── RECORDS TO USE ──

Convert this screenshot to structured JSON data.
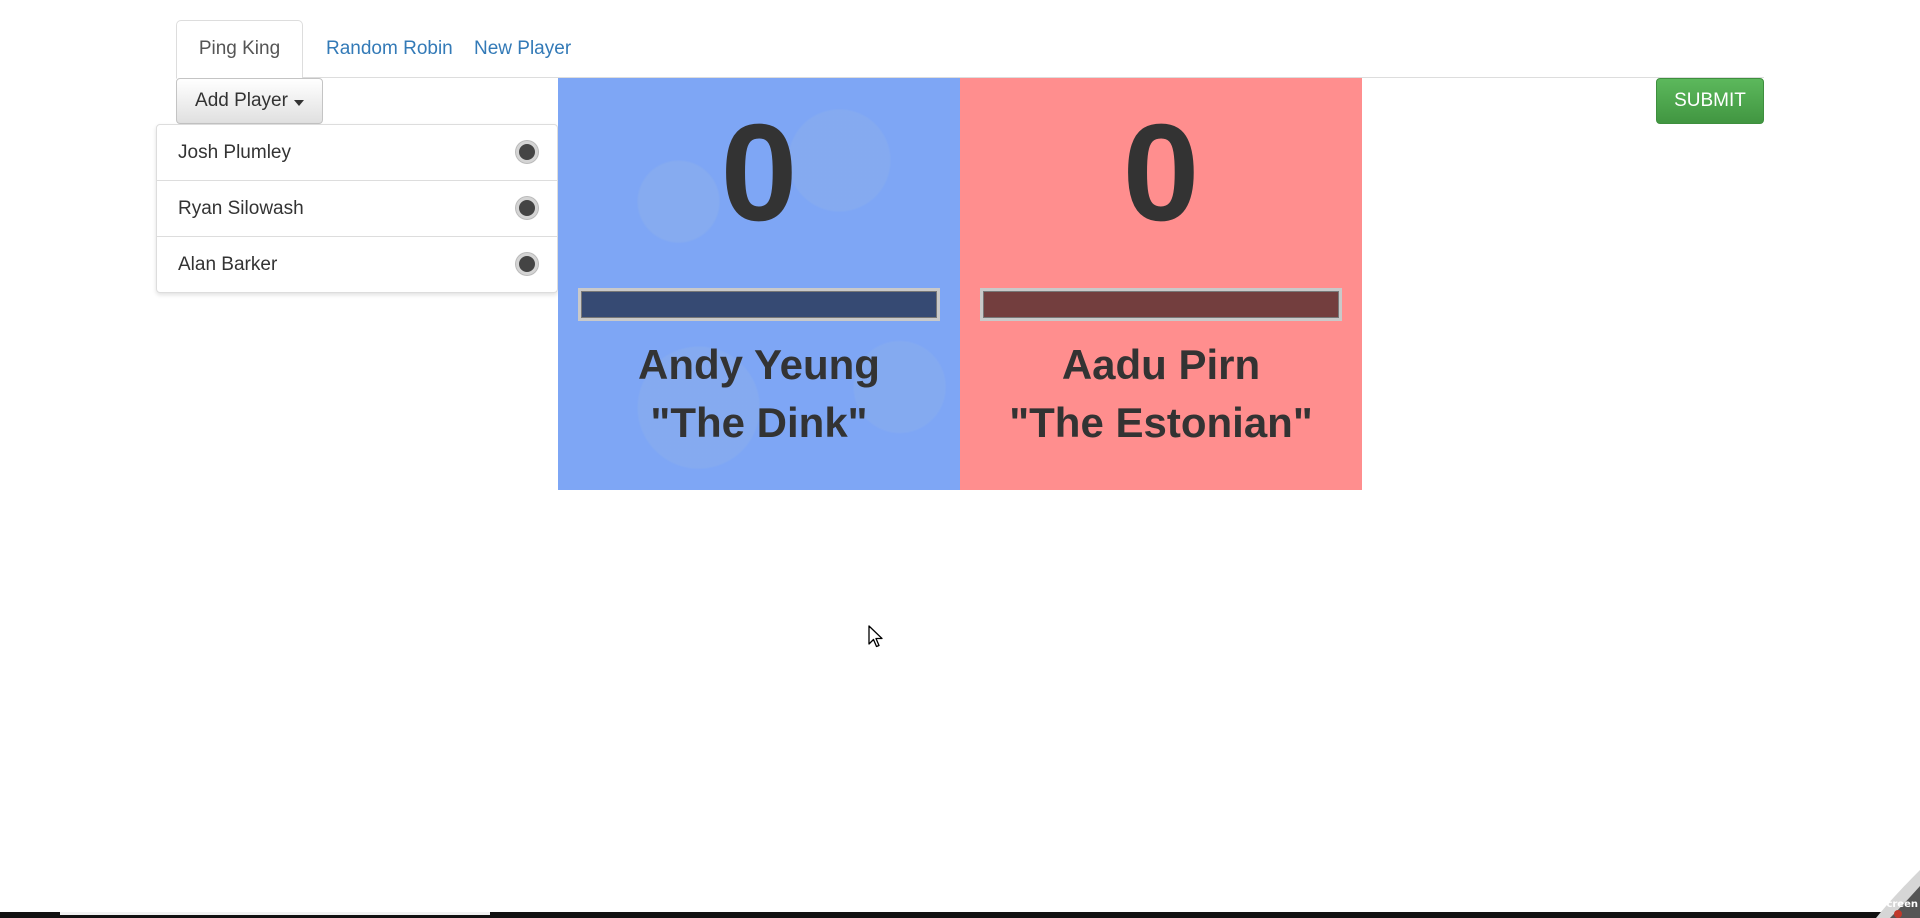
{
  "tabs": [
    {
      "label": "Ping King",
      "active": true
    },
    {
      "label": "Random Robin",
      "active": false
    },
    {
      "label": "New Player",
      "active": false
    }
  ],
  "add_player": {
    "label": "Add Player",
    "icon": "caret-down-icon"
  },
  "players": [
    {
      "name": "Josh Plumley"
    },
    {
      "name": "Ryan Silowash"
    },
    {
      "name": "Alan Barker"
    }
  ],
  "submit": {
    "label": "SUBMIT",
    "color": "#5cb85c"
  },
  "player1": {
    "score": "0",
    "name": "Andy Yeung",
    "nickname": "\"The Dink\"",
    "panel_color": "#7ea6f5",
    "bar_color": "#364a73"
  },
  "player2": {
    "score": "0",
    "name": "Aadu Pirn",
    "nickname": "\"The Estonian\"",
    "panel_color": "#ff8e8e",
    "bar_color": "#733e3e"
  },
  "taskbar": {
    "corner_label": "Screen"
  }
}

───

#### YOUR GOAL
Go through the entries above and print each one exactly, minus the pictures.

#### THE COMPLETED TASK
Convert this screenshot to structured JSON data.
{
  "tabs": [
    {
      "label": "Ping King",
      "active": true
    },
    {
      "label": "Random Robin",
      "active": false
    },
    {
      "label": "New Player",
      "active": false
    }
  ],
  "add_player": {
    "label": "Add Player",
    "icon": "caret-down-icon"
  },
  "players": [
    {
      "name": "Josh Plumley"
    },
    {
      "name": "Ryan Silowash"
    },
    {
      "name": "Alan Barker"
    }
  ],
  "submit": {
    "label": "SUBMIT",
    "color": "#5cb85c"
  },
  "player1": {
    "score": "0",
    "name": "Andy Yeung",
    "nickname": "\"The Dink\"",
    "panel_color": "#7ea6f5",
    "bar_color": "#364a73"
  },
  "player2": {
    "score": "0",
    "name": "Aadu Pirn",
    "nickname": "\"The Estonian\"",
    "panel_color": "#ff8e8e",
    "bar_color": "#733e3e"
  },
  "taskbar": {
    "corner_label": "Screen"
  }
}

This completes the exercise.